■ **Your task**: Find every line below that contains the word "Fixed" and copy it out.
** START Data rows **
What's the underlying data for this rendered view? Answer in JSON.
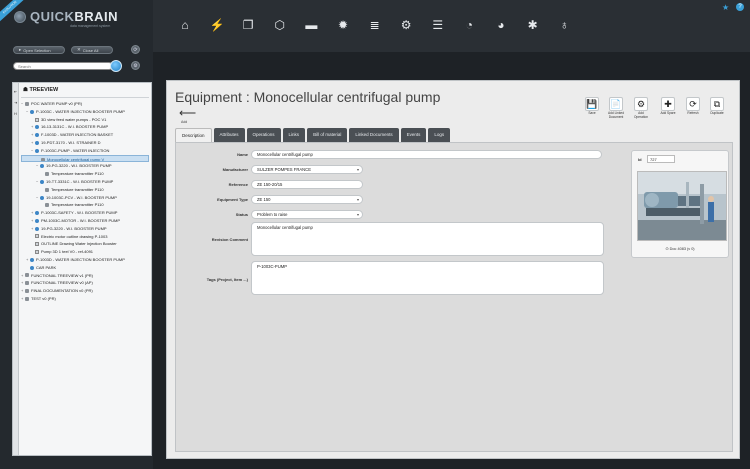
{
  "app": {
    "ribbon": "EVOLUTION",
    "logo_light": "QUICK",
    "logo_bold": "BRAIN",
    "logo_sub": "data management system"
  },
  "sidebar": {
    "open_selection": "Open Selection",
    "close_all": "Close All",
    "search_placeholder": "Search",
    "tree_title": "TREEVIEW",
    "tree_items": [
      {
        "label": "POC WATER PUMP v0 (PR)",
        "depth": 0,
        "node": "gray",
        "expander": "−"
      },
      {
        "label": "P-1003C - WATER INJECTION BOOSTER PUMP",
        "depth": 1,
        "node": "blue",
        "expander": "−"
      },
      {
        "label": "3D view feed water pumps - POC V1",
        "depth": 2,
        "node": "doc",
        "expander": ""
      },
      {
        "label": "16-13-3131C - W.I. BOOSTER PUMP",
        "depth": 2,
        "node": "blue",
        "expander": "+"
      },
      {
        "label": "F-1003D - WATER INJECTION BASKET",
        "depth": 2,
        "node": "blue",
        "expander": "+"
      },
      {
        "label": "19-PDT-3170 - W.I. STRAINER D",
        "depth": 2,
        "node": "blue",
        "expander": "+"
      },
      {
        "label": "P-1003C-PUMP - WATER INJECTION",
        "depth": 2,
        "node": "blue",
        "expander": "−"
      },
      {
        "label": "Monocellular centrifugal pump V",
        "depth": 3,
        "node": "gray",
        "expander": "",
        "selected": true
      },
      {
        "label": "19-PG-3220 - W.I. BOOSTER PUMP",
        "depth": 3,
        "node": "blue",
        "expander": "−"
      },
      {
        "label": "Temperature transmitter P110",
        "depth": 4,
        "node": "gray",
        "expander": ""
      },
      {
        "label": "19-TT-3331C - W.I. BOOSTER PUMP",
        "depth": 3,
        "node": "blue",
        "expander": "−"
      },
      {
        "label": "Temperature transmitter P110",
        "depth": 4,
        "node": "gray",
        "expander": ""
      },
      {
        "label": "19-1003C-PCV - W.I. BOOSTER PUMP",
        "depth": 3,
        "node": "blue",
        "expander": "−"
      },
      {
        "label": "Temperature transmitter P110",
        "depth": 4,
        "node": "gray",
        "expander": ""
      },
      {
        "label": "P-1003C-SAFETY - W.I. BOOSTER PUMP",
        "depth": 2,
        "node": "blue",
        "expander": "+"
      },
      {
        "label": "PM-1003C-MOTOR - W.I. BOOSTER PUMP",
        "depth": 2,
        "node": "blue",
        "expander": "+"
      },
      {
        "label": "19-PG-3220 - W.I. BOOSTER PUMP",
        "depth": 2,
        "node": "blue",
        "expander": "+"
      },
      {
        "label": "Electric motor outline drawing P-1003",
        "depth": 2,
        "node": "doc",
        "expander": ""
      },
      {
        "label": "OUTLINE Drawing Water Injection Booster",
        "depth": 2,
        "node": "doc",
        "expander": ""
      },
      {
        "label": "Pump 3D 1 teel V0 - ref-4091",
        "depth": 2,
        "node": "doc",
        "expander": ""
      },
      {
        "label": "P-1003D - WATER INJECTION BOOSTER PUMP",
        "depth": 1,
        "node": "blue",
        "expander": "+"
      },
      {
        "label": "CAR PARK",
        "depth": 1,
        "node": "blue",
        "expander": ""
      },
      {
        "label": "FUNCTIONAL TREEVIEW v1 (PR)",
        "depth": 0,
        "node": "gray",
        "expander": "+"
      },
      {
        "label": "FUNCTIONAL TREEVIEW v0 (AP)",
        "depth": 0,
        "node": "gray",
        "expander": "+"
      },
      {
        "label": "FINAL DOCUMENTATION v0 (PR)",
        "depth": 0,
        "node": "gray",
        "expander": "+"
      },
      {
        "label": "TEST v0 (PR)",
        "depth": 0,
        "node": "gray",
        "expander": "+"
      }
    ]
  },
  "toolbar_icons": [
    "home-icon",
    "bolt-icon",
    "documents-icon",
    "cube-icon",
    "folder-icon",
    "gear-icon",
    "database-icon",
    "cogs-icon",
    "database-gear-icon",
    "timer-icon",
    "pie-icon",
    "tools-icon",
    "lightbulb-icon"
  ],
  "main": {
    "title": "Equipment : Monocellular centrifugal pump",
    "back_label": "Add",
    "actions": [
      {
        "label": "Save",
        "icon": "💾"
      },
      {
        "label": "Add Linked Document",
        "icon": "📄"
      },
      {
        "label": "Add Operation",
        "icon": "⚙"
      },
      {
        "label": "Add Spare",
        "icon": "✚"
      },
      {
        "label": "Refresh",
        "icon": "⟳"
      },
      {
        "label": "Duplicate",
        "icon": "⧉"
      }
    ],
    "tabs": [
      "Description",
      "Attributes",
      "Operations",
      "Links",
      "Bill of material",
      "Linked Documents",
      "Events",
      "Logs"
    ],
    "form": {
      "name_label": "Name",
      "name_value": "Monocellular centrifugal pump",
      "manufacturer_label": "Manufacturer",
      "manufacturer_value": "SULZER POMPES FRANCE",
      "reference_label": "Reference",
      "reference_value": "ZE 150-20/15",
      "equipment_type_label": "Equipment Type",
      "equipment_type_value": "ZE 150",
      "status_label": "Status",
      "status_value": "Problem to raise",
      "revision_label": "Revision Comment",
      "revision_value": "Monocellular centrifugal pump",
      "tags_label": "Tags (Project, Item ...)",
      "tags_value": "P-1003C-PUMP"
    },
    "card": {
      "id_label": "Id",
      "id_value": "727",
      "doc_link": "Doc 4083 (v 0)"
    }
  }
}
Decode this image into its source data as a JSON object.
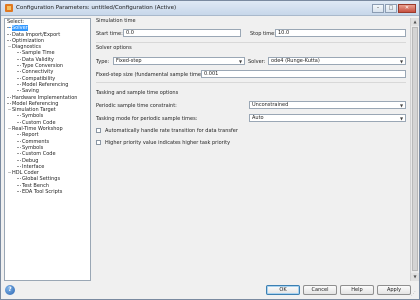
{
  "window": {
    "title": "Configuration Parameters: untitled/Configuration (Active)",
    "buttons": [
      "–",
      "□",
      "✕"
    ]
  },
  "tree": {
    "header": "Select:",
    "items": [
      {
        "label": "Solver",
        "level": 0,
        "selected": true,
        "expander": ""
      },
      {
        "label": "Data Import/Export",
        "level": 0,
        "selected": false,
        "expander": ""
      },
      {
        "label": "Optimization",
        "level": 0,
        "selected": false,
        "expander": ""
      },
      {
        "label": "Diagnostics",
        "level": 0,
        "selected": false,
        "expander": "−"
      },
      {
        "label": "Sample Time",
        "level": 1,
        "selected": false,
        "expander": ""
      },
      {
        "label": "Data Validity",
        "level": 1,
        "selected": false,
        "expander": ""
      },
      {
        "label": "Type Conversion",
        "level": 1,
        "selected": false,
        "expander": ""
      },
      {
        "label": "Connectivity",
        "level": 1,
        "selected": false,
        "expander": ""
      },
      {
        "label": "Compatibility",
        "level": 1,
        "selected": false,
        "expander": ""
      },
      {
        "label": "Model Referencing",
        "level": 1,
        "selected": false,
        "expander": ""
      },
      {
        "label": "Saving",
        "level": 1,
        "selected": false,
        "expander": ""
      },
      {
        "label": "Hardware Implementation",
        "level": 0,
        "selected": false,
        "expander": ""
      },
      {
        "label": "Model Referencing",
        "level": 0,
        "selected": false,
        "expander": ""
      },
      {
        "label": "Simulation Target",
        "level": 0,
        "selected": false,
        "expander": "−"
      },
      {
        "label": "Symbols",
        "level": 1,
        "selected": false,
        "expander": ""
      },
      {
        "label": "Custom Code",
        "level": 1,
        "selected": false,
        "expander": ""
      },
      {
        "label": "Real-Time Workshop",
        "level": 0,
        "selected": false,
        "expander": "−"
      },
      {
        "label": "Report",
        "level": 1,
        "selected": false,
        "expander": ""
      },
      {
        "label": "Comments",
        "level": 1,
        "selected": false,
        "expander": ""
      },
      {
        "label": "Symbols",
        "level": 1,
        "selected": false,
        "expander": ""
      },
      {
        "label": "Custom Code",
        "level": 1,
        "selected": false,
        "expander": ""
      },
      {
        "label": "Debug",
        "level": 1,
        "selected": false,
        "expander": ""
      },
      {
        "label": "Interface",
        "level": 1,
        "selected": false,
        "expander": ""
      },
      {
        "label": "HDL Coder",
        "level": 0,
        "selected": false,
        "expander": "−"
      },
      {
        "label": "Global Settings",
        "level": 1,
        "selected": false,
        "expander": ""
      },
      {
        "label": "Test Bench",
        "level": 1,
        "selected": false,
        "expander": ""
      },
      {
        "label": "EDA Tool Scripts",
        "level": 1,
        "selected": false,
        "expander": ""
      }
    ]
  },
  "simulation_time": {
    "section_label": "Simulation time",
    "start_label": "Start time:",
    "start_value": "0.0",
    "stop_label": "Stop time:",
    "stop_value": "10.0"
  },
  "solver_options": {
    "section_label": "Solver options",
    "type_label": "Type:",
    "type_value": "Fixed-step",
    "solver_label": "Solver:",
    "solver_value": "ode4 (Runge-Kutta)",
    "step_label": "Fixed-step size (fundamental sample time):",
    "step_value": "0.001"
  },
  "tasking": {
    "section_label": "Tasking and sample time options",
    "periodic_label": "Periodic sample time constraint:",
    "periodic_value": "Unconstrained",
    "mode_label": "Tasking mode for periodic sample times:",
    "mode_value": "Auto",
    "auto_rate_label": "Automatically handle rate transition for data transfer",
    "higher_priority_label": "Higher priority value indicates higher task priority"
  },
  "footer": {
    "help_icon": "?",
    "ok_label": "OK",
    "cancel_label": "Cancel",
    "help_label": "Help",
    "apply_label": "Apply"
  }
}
** END Data rows **
■ **Solution to this exercise**:
    "type_value": "Fixed-step",
    "step_label": "Fixed-step size (fundamental sample time):",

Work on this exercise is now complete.